▶ [EXERCISE GOAL]
Each entry in the listing below should be restated word for word.

** start EXTRACTED DATA **

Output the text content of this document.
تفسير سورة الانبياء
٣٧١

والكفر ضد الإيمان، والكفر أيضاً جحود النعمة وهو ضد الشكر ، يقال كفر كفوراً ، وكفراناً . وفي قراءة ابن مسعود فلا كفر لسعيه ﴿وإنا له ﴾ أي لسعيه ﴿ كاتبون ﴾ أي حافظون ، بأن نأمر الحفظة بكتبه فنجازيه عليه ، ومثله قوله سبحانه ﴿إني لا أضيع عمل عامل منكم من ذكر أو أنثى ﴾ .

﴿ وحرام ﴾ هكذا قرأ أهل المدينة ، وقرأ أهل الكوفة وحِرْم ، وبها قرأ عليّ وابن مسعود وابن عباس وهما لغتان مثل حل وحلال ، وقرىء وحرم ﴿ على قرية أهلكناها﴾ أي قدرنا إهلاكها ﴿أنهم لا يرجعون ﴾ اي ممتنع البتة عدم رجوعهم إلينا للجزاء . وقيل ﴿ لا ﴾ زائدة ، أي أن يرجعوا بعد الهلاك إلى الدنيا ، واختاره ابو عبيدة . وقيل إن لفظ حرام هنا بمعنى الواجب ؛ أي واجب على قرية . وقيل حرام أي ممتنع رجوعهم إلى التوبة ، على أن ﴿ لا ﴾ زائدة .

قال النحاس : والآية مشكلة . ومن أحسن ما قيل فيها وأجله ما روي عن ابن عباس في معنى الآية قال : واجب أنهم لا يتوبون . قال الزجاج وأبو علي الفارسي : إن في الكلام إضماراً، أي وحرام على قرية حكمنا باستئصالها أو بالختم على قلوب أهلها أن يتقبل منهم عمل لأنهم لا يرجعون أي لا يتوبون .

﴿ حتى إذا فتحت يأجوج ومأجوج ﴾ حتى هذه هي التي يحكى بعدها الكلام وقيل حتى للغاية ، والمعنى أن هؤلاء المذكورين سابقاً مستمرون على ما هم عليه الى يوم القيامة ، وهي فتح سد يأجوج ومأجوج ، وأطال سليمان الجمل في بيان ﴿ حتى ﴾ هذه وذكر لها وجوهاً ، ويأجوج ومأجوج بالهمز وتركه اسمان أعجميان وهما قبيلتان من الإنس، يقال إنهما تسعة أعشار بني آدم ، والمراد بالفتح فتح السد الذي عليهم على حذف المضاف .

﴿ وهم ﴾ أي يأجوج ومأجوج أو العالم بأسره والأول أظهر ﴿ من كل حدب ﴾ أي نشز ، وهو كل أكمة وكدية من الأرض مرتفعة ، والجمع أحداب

** end EXTRACTED DATA **

▶ [REPLY TO THE EXERCISE]
Output the text content of this document.
تفسير سورة الانبياء
٣٧١

والكفر ضد الإيمان، والكفر أيضاً جحود النعمة وهو ضد الشكر ، يقال كفر كفوراً ، وكفراناً . وفي قراءة ابن مسعود فلا كفر لسعيه ﴿وإنا له ﴾ أي لسعيه ﴿ كاتبون ﴾ أي حافظون ، بأن نأمر الحفظة بكتبه فنجازيه عليه ، ومثله قوله سبحانه ﴿إني لا أضيع عمل عامل منكم من ذكر أو أنثى ﴾ .

﴿ وحرام ﴾ هكذا قرأ أهل المدينة ، وقرأ أهل الكوفة وحِرْم ، وبها قرأ عليّ وابن مسعود وابن عباس وهما لغتان مثل حل وحلال ، وقرىء وحرم ﴿ على قرية أهلكناها﴾ أي قدرنا إهلاكها ﴿أنهم لا يرجعون ﴾ اي ممتنع البتة عدم رجوعهم إلينا للجزاء . وقيل ﴿ لا ﴾ زائدة ، أي أن يرجعوا بعد الهلاك إلى الدنيا ، واختاره ابو عبيدة . وقيل إن لفظ حرام هنا بمعنى الواجب ؛ أي واجب على قرية . وقيل حرام أي ممتنع رجوعهم إلى التوبة ، على أن ﴿ لا ﴾ زائدة .

قال النحاس : والآية مشكلة . ومن أحسن ما قيل فيها وأجله ما روي عن ابن عباس في معنى الآية قال : واجب أنهم لا يتوبون . قال الزجاج وأبو علي الفارسي : إن في الكلام إضماراً، أي وحرام على قرية حكمنا باستئصالها أو بالختم على قلوب أهلها أن يتقبل منهم عمل لأنهم لا يرجعون أي لا يتوبون .

﴿ حتى إذا فتحت يأجوج ومأجوج ﴾ حتى هذه هي التي يحكى بعدها الكلام وقيل حتى للغاية ، والمعنى أن هؤلاء المذكورين سابقاً مستمرون على ما هم عليه الى يوم القيامة ، وهي فتح سد يأجوج ومأجوج ، وأطال سليمان الجمل في بيان ﴿ حتى ﴾ هذه وذكر لها وجوهاً ، ويأجوج ومأجوج بالهمز وتركه اسمان أعجميان وهما قبيلتان من الإنس، يقال إنهما تسعة أعشار بني آدم ، والمراد بالفتح فتح السد الذي عليهم على حذف المضاف .

﴿ وهم ﴾ أي يأجوج ومأجوج أو العالم بأسره والأول أظهر ﴿ من كل حدب ﴾ أي نشز ، وهو كل أكمة وكدية من الأرض مرتفعة ، والجمع أحداب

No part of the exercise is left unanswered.